> TASK PROMPT
Locate all lines with the word "influence" and copy them out.

> MATERIAL FOR THE TASK

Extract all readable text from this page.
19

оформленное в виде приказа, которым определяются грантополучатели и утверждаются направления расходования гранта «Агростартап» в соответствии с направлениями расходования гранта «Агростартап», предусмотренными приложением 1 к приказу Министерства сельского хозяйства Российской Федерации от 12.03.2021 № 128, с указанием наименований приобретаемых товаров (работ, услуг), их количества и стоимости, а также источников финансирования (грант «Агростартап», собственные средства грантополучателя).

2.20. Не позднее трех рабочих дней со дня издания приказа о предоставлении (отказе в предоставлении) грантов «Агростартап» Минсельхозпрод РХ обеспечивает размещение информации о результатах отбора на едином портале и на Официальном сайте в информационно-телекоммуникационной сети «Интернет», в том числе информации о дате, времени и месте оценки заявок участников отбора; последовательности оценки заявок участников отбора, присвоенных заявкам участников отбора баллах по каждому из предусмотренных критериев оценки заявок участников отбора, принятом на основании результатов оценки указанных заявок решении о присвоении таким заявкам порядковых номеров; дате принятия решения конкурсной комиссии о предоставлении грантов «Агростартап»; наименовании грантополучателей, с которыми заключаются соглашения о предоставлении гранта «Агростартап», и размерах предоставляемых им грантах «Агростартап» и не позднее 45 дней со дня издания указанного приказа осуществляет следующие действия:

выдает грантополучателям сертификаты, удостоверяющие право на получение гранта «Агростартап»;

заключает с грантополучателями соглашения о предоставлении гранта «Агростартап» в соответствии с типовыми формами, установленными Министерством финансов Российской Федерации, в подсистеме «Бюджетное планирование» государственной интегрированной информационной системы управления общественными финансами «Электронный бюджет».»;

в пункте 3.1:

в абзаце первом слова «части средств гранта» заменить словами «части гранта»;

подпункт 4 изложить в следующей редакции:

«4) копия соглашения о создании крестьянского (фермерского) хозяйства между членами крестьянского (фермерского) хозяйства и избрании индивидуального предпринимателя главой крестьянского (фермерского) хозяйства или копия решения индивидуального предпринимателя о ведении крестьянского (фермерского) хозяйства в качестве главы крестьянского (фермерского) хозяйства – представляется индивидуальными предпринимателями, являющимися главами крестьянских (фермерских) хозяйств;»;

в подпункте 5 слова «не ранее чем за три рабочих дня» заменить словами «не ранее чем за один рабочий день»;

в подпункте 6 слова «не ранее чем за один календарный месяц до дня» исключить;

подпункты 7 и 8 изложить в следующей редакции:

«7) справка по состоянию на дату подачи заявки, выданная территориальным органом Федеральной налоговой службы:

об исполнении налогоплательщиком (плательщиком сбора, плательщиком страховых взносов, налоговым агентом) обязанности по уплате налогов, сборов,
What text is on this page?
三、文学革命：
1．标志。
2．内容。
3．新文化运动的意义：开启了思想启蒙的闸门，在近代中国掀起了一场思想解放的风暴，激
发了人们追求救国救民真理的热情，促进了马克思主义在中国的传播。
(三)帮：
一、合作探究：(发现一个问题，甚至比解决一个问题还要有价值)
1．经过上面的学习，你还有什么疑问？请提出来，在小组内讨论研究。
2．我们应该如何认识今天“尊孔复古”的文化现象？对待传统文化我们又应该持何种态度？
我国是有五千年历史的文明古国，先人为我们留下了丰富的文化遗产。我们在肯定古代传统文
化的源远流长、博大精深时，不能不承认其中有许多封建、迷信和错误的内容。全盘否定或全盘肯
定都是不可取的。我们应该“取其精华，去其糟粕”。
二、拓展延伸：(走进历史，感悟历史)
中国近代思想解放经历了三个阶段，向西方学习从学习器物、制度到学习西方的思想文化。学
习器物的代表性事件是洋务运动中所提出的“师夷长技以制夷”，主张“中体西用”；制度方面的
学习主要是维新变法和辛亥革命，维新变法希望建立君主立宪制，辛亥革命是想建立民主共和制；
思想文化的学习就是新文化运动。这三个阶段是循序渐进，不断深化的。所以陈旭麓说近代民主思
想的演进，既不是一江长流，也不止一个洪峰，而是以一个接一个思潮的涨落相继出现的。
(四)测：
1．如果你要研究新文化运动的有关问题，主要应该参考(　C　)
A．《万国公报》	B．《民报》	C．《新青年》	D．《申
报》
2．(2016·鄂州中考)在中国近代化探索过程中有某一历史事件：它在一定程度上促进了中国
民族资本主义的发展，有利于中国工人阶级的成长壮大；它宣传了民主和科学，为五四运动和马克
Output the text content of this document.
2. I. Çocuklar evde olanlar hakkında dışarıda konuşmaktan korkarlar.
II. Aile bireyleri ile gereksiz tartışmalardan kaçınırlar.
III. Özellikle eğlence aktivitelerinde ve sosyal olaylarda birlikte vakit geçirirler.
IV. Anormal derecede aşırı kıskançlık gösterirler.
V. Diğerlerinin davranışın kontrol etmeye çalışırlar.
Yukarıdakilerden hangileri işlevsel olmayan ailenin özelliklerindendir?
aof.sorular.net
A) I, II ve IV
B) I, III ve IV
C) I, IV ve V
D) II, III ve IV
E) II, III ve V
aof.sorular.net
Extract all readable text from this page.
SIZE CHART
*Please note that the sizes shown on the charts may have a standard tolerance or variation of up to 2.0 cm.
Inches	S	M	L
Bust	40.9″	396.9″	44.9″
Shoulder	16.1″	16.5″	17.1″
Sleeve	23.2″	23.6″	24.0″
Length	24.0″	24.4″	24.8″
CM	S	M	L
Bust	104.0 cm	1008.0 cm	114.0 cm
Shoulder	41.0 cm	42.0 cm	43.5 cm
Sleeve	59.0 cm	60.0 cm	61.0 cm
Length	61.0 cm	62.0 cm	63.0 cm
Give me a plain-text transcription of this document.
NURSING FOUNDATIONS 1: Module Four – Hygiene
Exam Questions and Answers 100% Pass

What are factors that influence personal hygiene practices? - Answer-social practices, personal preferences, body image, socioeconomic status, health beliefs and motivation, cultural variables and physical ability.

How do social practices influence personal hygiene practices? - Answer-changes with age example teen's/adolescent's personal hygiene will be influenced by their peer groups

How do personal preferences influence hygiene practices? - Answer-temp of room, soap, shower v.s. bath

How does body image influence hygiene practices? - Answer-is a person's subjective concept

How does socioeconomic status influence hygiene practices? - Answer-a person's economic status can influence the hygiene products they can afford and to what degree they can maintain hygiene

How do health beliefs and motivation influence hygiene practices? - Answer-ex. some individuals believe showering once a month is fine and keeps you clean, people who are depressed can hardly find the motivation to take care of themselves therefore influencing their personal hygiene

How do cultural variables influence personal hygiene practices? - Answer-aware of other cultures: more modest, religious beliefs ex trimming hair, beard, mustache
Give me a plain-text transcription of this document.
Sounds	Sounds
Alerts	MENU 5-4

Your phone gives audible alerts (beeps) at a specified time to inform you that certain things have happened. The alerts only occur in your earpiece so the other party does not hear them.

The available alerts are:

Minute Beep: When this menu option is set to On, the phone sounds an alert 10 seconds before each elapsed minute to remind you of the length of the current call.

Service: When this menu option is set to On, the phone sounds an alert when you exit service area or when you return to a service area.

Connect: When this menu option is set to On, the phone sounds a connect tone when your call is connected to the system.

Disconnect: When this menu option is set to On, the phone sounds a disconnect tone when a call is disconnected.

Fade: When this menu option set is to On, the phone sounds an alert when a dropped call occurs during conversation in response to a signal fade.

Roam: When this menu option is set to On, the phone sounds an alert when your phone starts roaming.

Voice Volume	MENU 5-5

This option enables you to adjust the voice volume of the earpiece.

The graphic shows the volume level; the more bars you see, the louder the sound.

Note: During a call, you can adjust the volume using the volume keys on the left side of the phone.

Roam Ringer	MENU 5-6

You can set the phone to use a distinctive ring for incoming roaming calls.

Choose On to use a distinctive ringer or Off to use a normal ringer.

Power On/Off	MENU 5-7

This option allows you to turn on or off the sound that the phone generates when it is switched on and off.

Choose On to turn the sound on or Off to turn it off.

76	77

> SOLUTION TO THIS TASK
What are factors that influence personal hygiene practices? - Answer-social practices, personal preferences, body image, socioeconomic status, health beliefs and motivation, cultural variables and physical ability.
How do social practices influence personal hygiene practices? - Answer-changes with age example teen's/adolescent's personal hygiene will be influenced by their peer groups
How do personal preferences influence hygiene practices? - Answer-temp of room, soap, shower v.s. bath
How does body image influence hygiene practices? - Answer-is a person's subjective concept
How does socioeconomic status influence hygiene practices? - Answer-a person's economic status can influence the hygiene products they can afford and to what degree they can maintain hygiene
How do health beliefs and motivation influence hygiene practices? - Answer-ex. some individuals believe showering once a month is fine and keeps you clean, people who are depressed can hardly find the motivation to take care of themselves therefore influencing their personal hygiene
How do cultural variables influence personal hygiene practices? - Answer-aware of other cultures: more modest, religious beliefs ex trimming hair, beard, mustache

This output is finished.